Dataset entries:
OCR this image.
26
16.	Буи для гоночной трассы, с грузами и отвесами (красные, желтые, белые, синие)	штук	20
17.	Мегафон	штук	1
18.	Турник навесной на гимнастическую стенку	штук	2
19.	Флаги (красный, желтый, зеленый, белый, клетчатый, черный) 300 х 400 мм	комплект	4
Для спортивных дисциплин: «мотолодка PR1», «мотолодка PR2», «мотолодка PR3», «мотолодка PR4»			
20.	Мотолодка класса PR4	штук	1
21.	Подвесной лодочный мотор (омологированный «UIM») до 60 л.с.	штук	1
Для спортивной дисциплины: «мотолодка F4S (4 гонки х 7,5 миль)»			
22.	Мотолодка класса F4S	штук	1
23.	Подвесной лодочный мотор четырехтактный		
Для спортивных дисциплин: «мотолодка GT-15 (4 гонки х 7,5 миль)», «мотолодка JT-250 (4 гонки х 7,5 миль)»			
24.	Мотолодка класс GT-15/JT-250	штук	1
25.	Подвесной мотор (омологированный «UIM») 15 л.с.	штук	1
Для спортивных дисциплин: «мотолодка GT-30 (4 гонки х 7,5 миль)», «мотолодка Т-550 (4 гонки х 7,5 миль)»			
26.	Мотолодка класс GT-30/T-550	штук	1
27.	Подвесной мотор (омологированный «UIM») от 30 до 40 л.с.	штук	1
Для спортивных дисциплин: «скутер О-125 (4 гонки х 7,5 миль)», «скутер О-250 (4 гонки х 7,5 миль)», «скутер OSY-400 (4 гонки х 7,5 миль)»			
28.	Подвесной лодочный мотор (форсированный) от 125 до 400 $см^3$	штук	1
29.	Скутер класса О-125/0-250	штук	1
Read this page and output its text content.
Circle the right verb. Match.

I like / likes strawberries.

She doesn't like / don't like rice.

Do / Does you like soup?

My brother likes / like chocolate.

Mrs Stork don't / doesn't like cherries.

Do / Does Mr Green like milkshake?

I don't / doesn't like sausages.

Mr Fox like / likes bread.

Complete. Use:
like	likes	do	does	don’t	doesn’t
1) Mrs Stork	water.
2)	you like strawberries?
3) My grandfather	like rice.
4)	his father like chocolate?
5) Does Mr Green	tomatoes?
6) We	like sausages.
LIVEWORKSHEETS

» **EXERCISE REQUIREMENTS**:
Repeat the material above exactly.

» **ANSWER TO THIS TASK**:
OCR this image.
26
16.	Буи для гоночной трассы, с грузами и отвесами (красные, желтые, белые, синие)	штук	20
17.	Мегафон	штук	1
18.	Турник навесной на гимнастическую стенку	штук	2
19.	Флаги (красный, желтый, зеленый, белый, клетчатый, черный) 300 х 400 мм	комплект	4
Для спортивных дисциплин: «мотолодка PR1», «мотолодка PR2», «мотолодка PR3», «мотолодка PR4»			
20.	Мотолодка класса PR4	штук	1
21.	Подвесной лодочный мотор (омологированный «UIM») до 60 л.с.	штук	1
Для спортивной дисциплины: «мотолодка F4S (4 гонки х 7,5 миль)»			
22.	Мотолодка класса F4S	штук	1
23.	Подвесной лодочный мотор четырехтактный		
Для спортивных дисциплин: «мотолодка GT-15 (4 гонки х 7,5 миль)», «мотолодка JT-250 (4 гонки х 7,5 миль)»			
24.	Мотолодка класс GT-15/JT-250	штук	1
25.	Подвесной мотор (омологированный «UIM») 15 л.с.	штук	1
Для спортивных дисциплин: «мотолодка GT-30 (4 гонки х 7,5 миль)», «мотолодка Т-550 (4 гонки х 7,5 миль)»			
26.	Мотолодка класс GT-30/T-550	штук	1
27.	Подвесной мотор (омологированный «UIM») от 30 до 40 л.с.	штук	1
Для спортивных дисциплин: «скутер О-125 (4 гонки х 7,5 миль)», «скутер О-250 (4 гонки х 7,5 миль)», «скутер OSY-400 (4 гонки х 7,5 миль)»			
28.	Подвесной лодочный мотор (форсированный) от 125 до 400 $см^3$	штук	1
29.	Скутер класса О-125/0-250	штук	1
Read this page and output its text content.
Circle the right verb. Match.

I like / likes strawberries.

She doesn't like / don't like rice.

Do / Does you like soup?

My brother likes / like chocolate.

Mrs Stork don't / doesn't like cherries.

Do / Does Mr Green like milkshake?

I don't / doesn't like sausages.

Mr Fox like / likes bread.

Complete. Use:
like	likes	do	does	don’t	doesn’t
1) Mrs Stork	water.
2)	you like strawberries?
3) My grandfather	like rice.
4)	his father like chocolate?
5) Does Mr Green	tomatoes?
6) We	like sausages.
LIVEWORKSHEETS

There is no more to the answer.